Exercise goal: The exercise asks you to copy every line below in which "text" appears.
** START OF Material for this exercise **
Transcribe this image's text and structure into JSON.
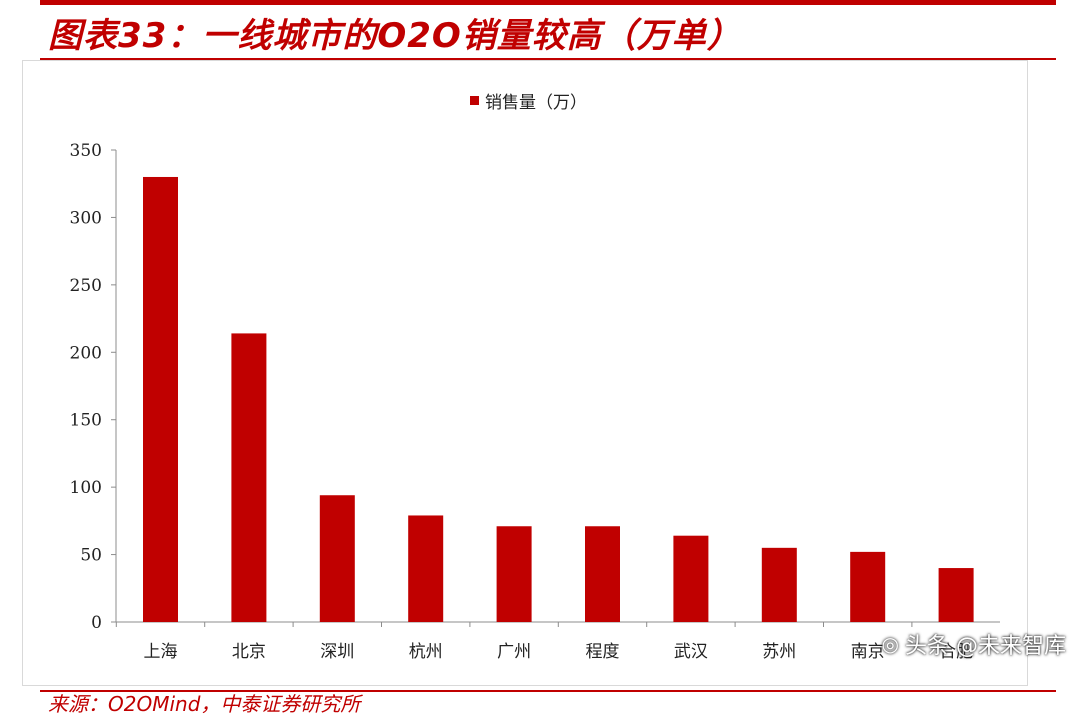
{
  "header": {
    "title": "图表33：一线城市的O2O销量较高（万单）"
  },
  "footer": {
    "source": "来源：O2OMind，中泰证券研究所"
  },
  "watermark": {
    "text": "头条 @未来智库",
    "icon": "wechat-icon"
  },
  "colors": {
    "accent": "#c00000",
    "bar": "#c00000"
  },
  "chart_data": {
    "type": "bar",
    "categories": [
      "上海",
      "北京",
      "深圳",
      "杭州",
      "广州",
      "程度",
      "武汉",
      "苏州",
      "南京",
      "合肥"
    ],
    "series": [
      {
        "name": "销售量（万）",
        "values": [
          330,
          214,
          94,
          79,
          71,
          71,
          64,
          55,
          52,
          40
        ]
      }
    ],
    "yticks": [
      "0",
      "50",
      "100",
      "150",
      "200",
      "250",
      "300",
      "350"
    ],
    "ylim": [
      0,
      350
    ],
    "legend": "top-center",
    "grid": false
  }
}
** END OF Material for this exercise **
Output for this exercise:
Transcribe this image's text and structure into JSON.
    "text": "头条 @未来智库",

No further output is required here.